Records contained in a dataset:
-=-=-=-=-

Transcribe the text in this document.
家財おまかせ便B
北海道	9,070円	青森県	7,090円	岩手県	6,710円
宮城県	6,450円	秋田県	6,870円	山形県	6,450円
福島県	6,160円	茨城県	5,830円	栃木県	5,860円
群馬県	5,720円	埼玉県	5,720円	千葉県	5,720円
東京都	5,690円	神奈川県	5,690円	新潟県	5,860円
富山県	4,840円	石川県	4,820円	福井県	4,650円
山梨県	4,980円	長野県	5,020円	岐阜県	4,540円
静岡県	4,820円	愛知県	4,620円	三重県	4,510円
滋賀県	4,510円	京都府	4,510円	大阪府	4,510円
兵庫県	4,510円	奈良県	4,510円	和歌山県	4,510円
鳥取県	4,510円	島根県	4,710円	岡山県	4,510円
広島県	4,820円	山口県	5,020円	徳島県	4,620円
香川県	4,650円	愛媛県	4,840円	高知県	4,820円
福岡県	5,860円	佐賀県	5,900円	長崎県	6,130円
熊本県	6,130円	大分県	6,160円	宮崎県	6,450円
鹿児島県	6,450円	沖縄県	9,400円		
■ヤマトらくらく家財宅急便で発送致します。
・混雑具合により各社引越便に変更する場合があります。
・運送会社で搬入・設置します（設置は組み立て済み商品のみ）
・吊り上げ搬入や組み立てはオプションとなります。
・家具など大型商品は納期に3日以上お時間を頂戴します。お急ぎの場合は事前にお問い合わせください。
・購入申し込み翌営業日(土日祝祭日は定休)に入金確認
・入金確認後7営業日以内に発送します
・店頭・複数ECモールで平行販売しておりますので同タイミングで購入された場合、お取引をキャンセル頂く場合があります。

-=-=-=-=-

# [Prompt]
Give back each line above precisely as it stands.

# [Response to this task]
Transcribe the text in this document.
家財おまかせ便B
北海道	9,070円	青森県	7,090円	岩手県	6,710円
宮城県	6,450円	秋田県	6,870円	山形県	6,450円
福島県	6,160円	茨城県	5,830円	栃木県	5,860円
群馬県	5,720円	埼玉県	5,720円	千葉県	5,720円
東京都	5,690円	神奈川県	5,690円	新潟県	5,860円
富山県	4,840円	石川県	4,820円	福井県	4,650円
山梨県	4,980円	長野県	5,020円	岐阜県	4,540円
静岡県	4,820円	愛知県	4,620円	三重県	4,510円
滋賀県	4,510円	京都府	4,510円	大阪府	4,510円
兵庫県	4,510円	奈良県	4,510円	和歌山県	4,510円
鳥取県	4,510円	島根県	4,710円	岡山県	4,510円
広島県	4,820円	山口県	5,020円	徳島県	4,620円
香川県	4,650円	愛媛県	4,840円	高知県	4,820円
福岡県	5,860円	佐賀県	5,900円	長崎県	6,130円
熊本県	6,130円	大分県	6,160円	宮崎県	6,450円
鹿児島県	6,450円	沖縄県	9,400円		
■ヤマトらくらく家財宅急便で発送致します。
・混雑具合により各社引越便に変更する場合があります。
・運送会社で搬入・設置します（設置は組み立て済み商品のみ）
・吊り上げ搬入や組み立てはオプションとなります。
・家具など大型商品は納期に3日以上お時間を頂戴します。お急ぎの場合は事前にお問い合わせください。
・購入申し込み翌営業日(土日祝祭日は定休)に入金確認
・入金確認後7営業日以内に発送します
・店頭・複数ECモールで平行販売しておりますので同タイミングで購入された場合、お取引をキャンセル頂く場合があります。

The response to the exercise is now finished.